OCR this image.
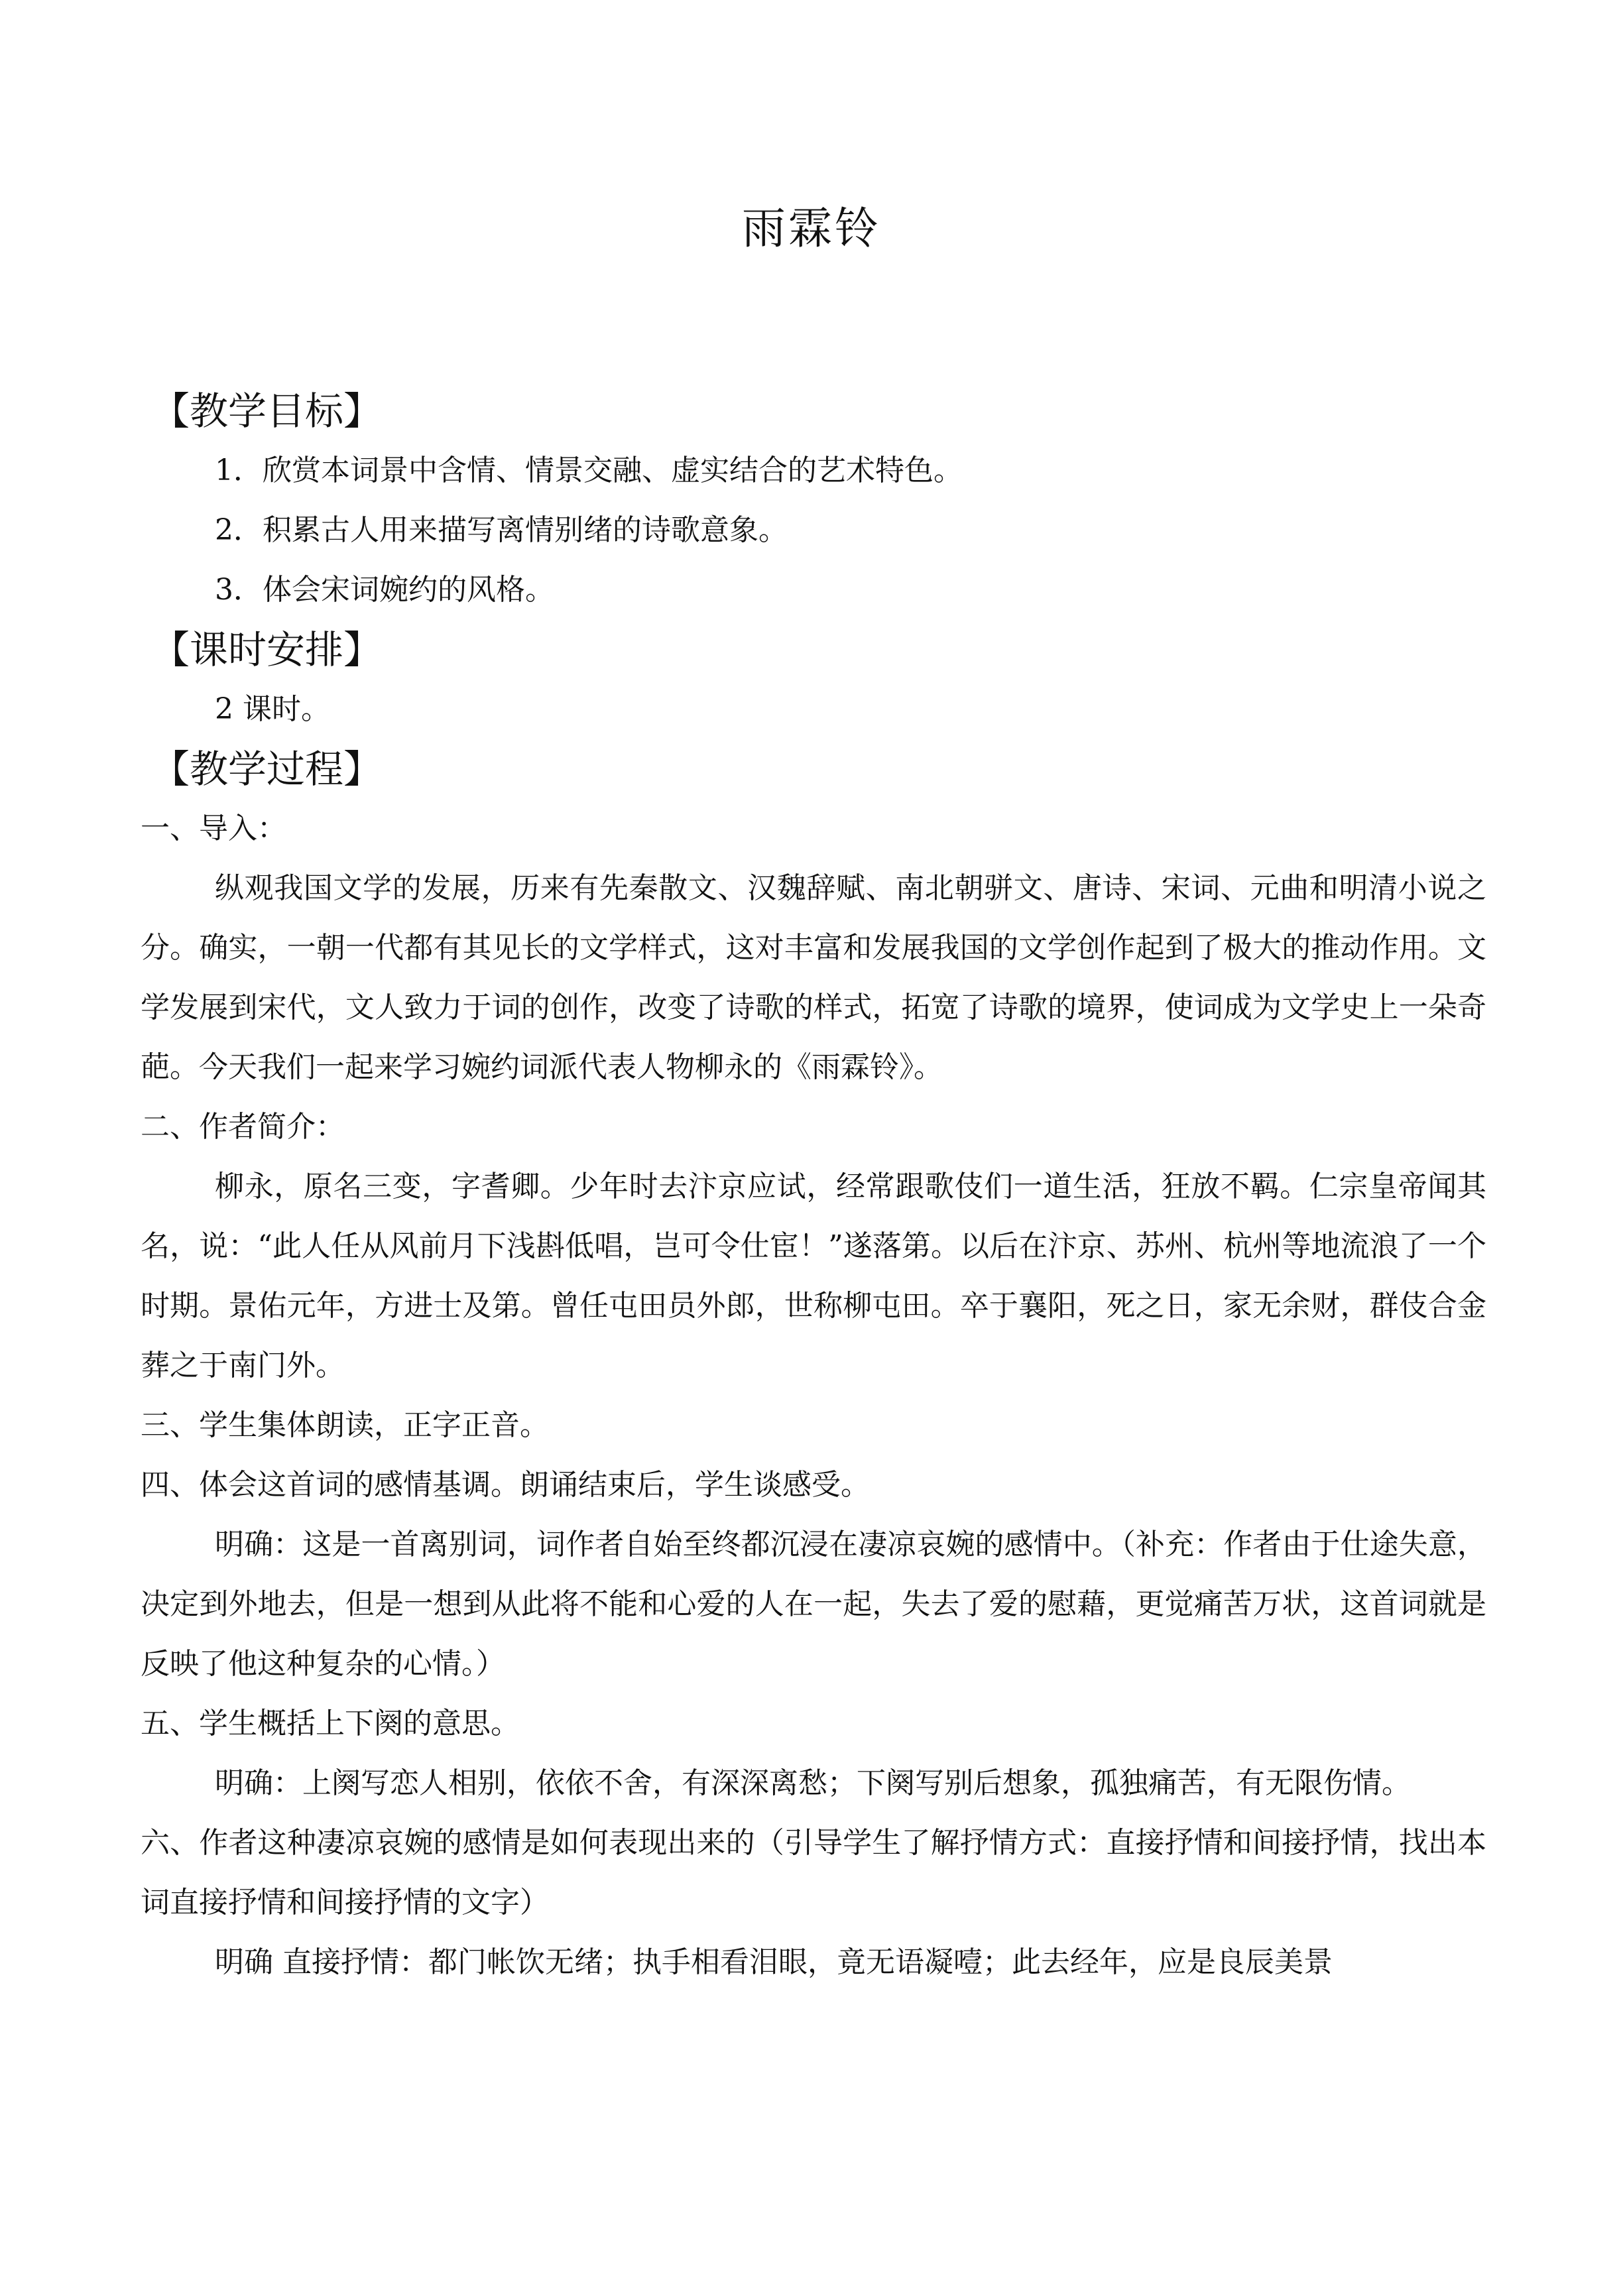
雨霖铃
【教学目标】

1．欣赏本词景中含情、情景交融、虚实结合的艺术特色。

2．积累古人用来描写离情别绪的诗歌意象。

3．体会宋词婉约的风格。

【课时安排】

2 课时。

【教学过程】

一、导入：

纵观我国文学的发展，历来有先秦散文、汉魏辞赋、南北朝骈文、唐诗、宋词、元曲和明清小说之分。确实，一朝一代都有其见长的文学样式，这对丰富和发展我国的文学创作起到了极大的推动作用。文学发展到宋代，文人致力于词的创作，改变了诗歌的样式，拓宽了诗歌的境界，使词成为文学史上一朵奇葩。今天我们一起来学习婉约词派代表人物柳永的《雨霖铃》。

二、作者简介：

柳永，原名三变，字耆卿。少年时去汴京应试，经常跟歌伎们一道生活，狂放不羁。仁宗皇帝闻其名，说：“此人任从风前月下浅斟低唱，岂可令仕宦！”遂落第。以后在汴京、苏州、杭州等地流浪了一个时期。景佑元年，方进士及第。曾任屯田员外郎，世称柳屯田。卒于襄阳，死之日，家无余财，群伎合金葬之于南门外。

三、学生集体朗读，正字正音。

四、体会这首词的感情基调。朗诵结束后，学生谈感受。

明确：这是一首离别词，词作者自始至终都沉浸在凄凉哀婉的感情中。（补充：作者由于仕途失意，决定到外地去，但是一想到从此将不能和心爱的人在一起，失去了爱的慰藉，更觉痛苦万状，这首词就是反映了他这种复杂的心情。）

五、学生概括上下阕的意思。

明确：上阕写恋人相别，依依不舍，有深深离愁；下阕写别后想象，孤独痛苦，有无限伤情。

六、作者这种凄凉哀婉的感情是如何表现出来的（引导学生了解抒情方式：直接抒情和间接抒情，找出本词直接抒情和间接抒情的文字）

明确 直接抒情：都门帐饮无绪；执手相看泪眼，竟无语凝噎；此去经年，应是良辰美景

○ ○ ○ ○ ○

WHAT TO PRODUCE —
Reproduce all of the data exactly, omitting each picture it holds.

TASK SOLUTION —
OCR this image.
雨霖铃
【教学目标】

1．欣赏本词景中含情、情景交融、虚实结合的艺术特色。

2．积累古人用来描写离情别绪的诗歌意象。

3．体会宋词婉约的风格。

【课时安排】

2 课时。

【教学过程】

一、导入：

纵观我国文学的发展，历来有先秦散文、汉魏辞赋、南北朝骈文、唐诗、宋词、元曲和明清小说之分。确实，一朝一代都有其见长的文学样式，这对丰富和发展我国的文学创作起到了极大的推动作用。文学发展到宋代，文人致力于词的创作，改变了诗歌的样式，拓宽了诗歌的境界，使词成为文学史上一朵奇葩。今天我们一起来学习婉约词派代表人物柳永的《雨霖铃》。

二、作者简介：

柳永，原名三变，字耆卿。少年时去汴京应试，经常跟歌伎们一道生活，狂放不羁。仁宗皇帝闻其名，说：“此人任从风前月下浅斟低唱，岂可令仕宦！”遂落第。以后在汴京、苏州、杭州等地流浪了一个时期。景佑元年，方进士及第。曾任屯田员外郎，世称柳屯田。卒于襄阳，死之日，家无余财，群伎合金葬之于南门外。

三、学生集体朗读，正字正音。

四、体会这首词的感情基调。朗诵结束后，学生谈感受。

明确：这是一首离别词，词作者自始至终都沉浸在凄凉哀婉的感情中。（补充：作者由于仕途失意，决定到外地去，但是一想到从此将不能和心爱的人在一起，失去了爱的慰藉，更觉痛苦万状，这首词就是反映了他这种复杂的心情。）

五、学生概括上下阕的意思。

明确：上阕写恋人相别，依依不舍，有深深离愁；下阕写别后想象，孤独痛苦，有无限伤情。

六、作者这种凄凉哀婉的感情是如何表现出来的（引导学生了解抒情方式：直接抒情和间接抒情，找出本词直接抒情和间接抒情的文字）

明确 直接抒情：都门帐饮无绪；执手相看泪眼，竟无语凝噎；此去经年，应是良辰美景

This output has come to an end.